- Input records:
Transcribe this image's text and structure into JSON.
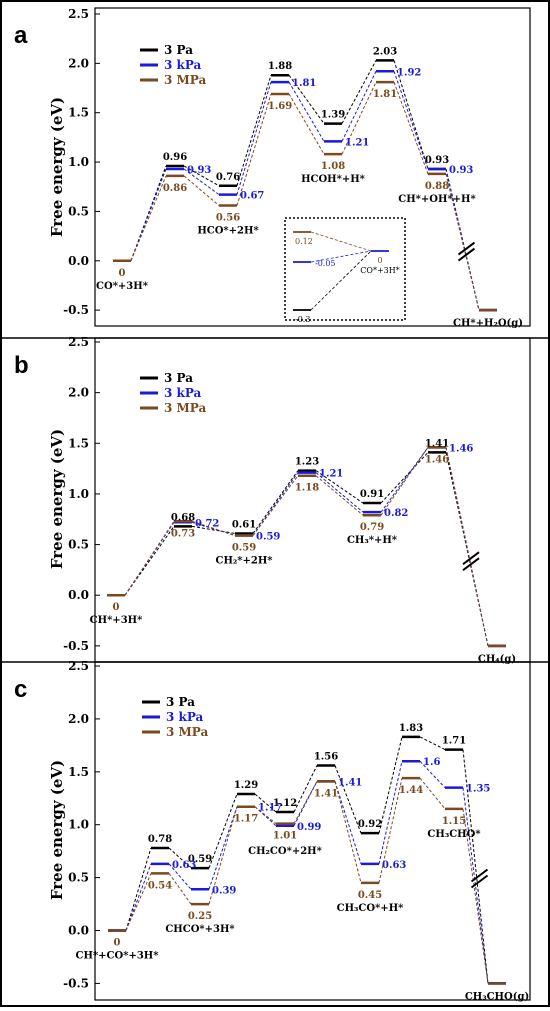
{
  "colors": {
    "p3pa": "#000000",
    "p3kpa": "#1a1adb",
    "p3mpa": "#7a4a1e",
    "frame": "#000000",
    "ylabel_text": "#000000"
  },
  "chart_data": [
    {
      "type": "line",
      "panel": "a",
      "ylabel": "Free energy  (eV)",
      "ylim": [
        -0.6,
        2.5
      ],
      "yticks": [
        "2.5",
        "2.0",
        "1.5",
        "1.0",
        "0.5",
        "0.0",
        "-0.5"
      ],
      "legend": [
        {
          "name": "3 Pa",
          "color": "#000000"
        },
        {
          "name": "3 kPa",
          "color": "#1a1adb"
        },
        {
          "name": "3 MPa",
          "color": "#7a4a1e"
        }
      ],
      "legend_position": "top-left",
      "states": [
        "CO*+3H*",
        "",
        "HCO*+2H*",
        "",
        "HCOH*+H*",
        "",
        "CH*+OH*+H*",
        "CH*+H₂O(g)"
      ],
      "series": [
        {
          "name": "3 Pa",
          "values": [
            0,
            0.96,
            0.76,
            1.88,
            1.39,
            2.03,
            0.93,
            -0.5
          ],
          "labels": [
            "",
            "0.96",
            "0.76",
            "1.88",
            "1.39",
            "2.03",
            "0.93",
            ""
          ]
        },
        {
          "name": "3 kPa",
          "values": [
            0,
            0.93,
            0.67,
            1.81,
            1.21,
            1.92,
            0.93,
            -0.5
          ],
          "labels": [
            "",
            "0.93",
            "0.67",
            "1.81",
            "1.21",
            "1.92",
            "0.93",
            ""
          ]
        },
        {
          "name": "3 MPa",
          "values": [
            0,
            0.86,
            0.56,
            1.69,
            1.08,
            1.81,
            0.88,
            -0.5
          ],
          "labels": [
            "0",
            "0.86",
            "0.56",
            "1.69",
            "1.08",
            "1.81",
            "0.88",
            ""
          ]
        }
      ],
      "inset": {
        "values": [
          "0.12",
          "-0.05",
          "-0.3"
        ],
        "end_value": "0",
        "end_label": "CO*+3H*"
      }
    },
    {
      "type": "line",
      "panel": "b",
      "ylabel": "Free energy  (eV)",
      "ylim": [
        -0.6,
        2.5
      ],
      "yticks": [
        "2.5",
        "2.0",
        "1.5",
        "1.0",
        "0.5",
        "0.0",
        "-0.5"
      ],
      "legend": [
        {
          "name": "3 Pa",
          "color": "#000000"
        },
        {
          "name": "3 kPa",
          "color": "#1a1adb"
        },
        {
          "name": "3 MPa",
          "color": "#7a4a1e"
        }
      ],
      "legend_position": "top-left",
      "states": [
        "CH*+3H*",
        "",
        "CH₂*+2H*",
        "",
        "CH₃*+H*",
        "",
        "CH₄(g)"
      ],
      "series": [
        {
          "name": "3 Pa",
          "values": [
            0,
            0.68,
            0.61,
            1.23,
            0.91,
            1.41,
            -0.5
          ],
          "labels": [
            "",
            "0.68",
            "0.61",
            "1.23",
            "0.91",
            "1.41",
            ""
          ]
        },
        {
          "name": "3 kPa",
          "values": [
            0,
            0.72,
            0.59,
            1.21,
            0.82,
            1.46,
            -0.5
          ],
          "labels": [
            "",
            "0.72",
            "0.59",
            "1.21",
            "0.82",
            "1.46",
            ""
          ]
        },
        {
          "name": "3 MPa",
          "values": [
            0,
            0.73,
            0.59,
            1.18,
            0.79,
            1.46,
            -0.5
          ],
          "labels": [
            "0",
            "0.73",
            "0.59",
            "1.18",
            "0.79",
            "1.46",
            ""
          ]
        }
      ]
    },
    {
      "type": "line",
      "panel": "c",
      "ylabel": "Free energy  (eV)",
      "ylim": [
        -0.6,
        2.5
      ],
      "yticks": [
        "2.5",
        "2.0",
        "1.5",
        "1.0",
        "0.5",
        "0.0",
        "-0.5"
      ],
      "legend": [
        {
          "name": "3 Pa",
          "color": "#000000"
        },
        {
          "name": "3 kPa",
          "color": "#1a1adb"
        },
        {
          "name": "3 MPa",
          "color": "#7a4a1e"
        }
      ],
      "legend_position": "top-center",
      "states": [
        "CH*+CO*+3H*",
        "",
        "CHCO*+3H*",
        "",
        "CH₂CO*+2H*",
        "",
        "CH₃CO*+H*",
        "",
        "CH₃CHO*",
        "CH₃CHO(g)"
      ],
      "series": [
        {
          "name": "3 Pa",
          "values": [
            0,
            0.78,
            0.59,
            1.29,
            1.12,
            1.56,
            0.92,
            1.83,
            1.71,
            -0.5
          ],
          "labels": [
            "",
            "0.78",
            "0.59",
            "1.29",
            "1.12",
            "1.56",
            "0.92",
            "1.83",
            "1.71",
            ""
          ]
        },
        {
          "name": "3 kPa",
          "values": [
            0,
            0.63,
            0.39,
            1.17,
            0.99,
            1.41,
            0.63,
            1.6,
            1.35,
            -0.5
          ],
          "labels": [
            "",
            "0.63",
            "0.39",
            "1.17",
            "0.99",
            "1.41",
            "0.63",
            "1.6",
            "1.35",
            ""
          ]
        },
        {
          "name": "3 MPa",
          "values": [
            0,
            0.54,
            0.25,
            1.17,
            1.01,
            1.41,
            0.45,
            1.44,
            1.15,
            -0.5
          ],
          "labels": [
            "0",
            "0.54",
            "0.25",
            "1.17",
            "1.01",
            "1.41",
            "0.45",
            "1.44",
            "1.15",
            ""
          ]
        }
      ]
    }
  ]
}
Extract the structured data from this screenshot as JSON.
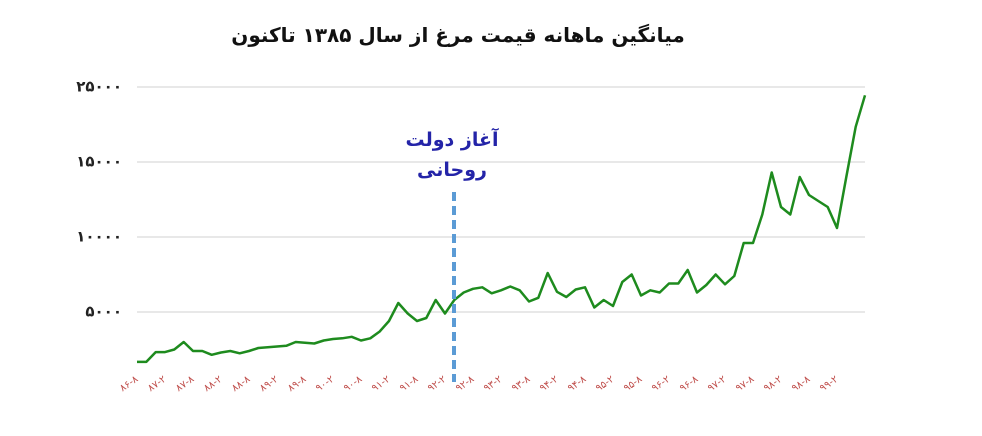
{
  "chart_data": {
    "type": "line",
    "title": "میانگین ماهانه قیمت مرغ از سال ۱۳۸۵ تاکنون",
    "annotation": [
      "آغاز دولت",
      "روحانی"
    ],
    "categories": [
      "۸۶-۸",
      null,
      null,
      "۸۷-۲",
      null,
      null,
      "۸۷-۸",
      null,
      null,
      "۸۸-۲",
      null,
      null,
      "۸۸-۸",
      null,
      null,
      "۸۹-۲",
      null,
      null,
      "۸۹-۸",
      null,
      null,
      "۹۰-۲",
      null,
      null,
      "۹۰-۸",
      null,
      null,
      "۹۱-۲",
      null,
      null,
      "۹۱-۸",
      null,
      null,
      "۹۲-۲",
      null,
      null,
      "۹۲-۸",
      null,
      null,
      "۹۳-۲",
      null,
      null,
      "۹۳-۸",
      null,
      null,
      "۹۴-۲",
      null,
      null,
      "۹۴-۸",
      null,
      null,
      "۹۵-۲",
      null,
      null,
      "۹۵-۸",
      null,
      null,
      "۹۶-۲",
      null,
      null,
      "۹۶-۸",
      null,
      null,
      "۹۷-۲",
      null,
      null,
      "۹۷-۸",
      null,
      null,
      "۹۸-۲",
      null,
      null,
      "۹۸-۸",
      null,
      null,
      "۹۹-۲",
      null,
      null,
      null
    ],
    "series": [
      {
        "color": "#1e8b1e",
        "values": [
          1670,
          1670,
          2330,
          2330,
          2500,
          3000,
          2400,
          2400,
          2150,
          2300,
          2400,
          2250,
          2400,
          2600,
          2650,
          2700,
          2750,
          3000,
          2950,
          2900,
          3100,
          3200,
          3250,
          3350,
          3100,
          3250,
          3700,
          4400,
          5600,
          4900,
          4400,
          4600,
          5800,
          4900,
          5800,
          6300,
          6550,
          6650,
          6250,
          6450,
          6700,
          6450,
          5700,
          5950,
          7600,
          6350,
          6000,
          6500,
          6650,
          5300,
          5800,
          5400,
          7000,
          7500,
          6100,
          6450,
          6300,
          6900,
          6900,
          7800,
          6300,
          6800,
          7500,
          6850,
          7400,
          9600,
          9600,
          11500,
          14300,
          12000,
          11500,
          14000,
          12800,
          12400,
          12000,
          10600,
          14000,
          19700,
          23900
        ]
      }
    ],
    "ylim": [
      0,
      25000
    ],
    "yticks": [
      {
        "value": 5000,
        "label": "۵۰۰۰"
      },
      {
        "value": 10000,
        "label": "۱۰۰۰۰"
      },
      {
        "value": 15000,
        "label": "۱۵۰۰۰"
      },
      {
        "value": 25000,
        "label": "۲۵۰۰۰"
      }
    ],
    "grid": true
  }
}
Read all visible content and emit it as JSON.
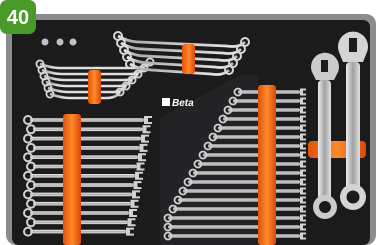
{
  "badge": {
    "text": "40"
  },
  "logo": {
    "text": "Beta"
  }
}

- Your task: Pull out all lines from the entries above in which the word "this" appears.

- Solution to the problem:
Transcribe this image's text and structure into JSON.
Extract the structured data from this screenshot as JSON.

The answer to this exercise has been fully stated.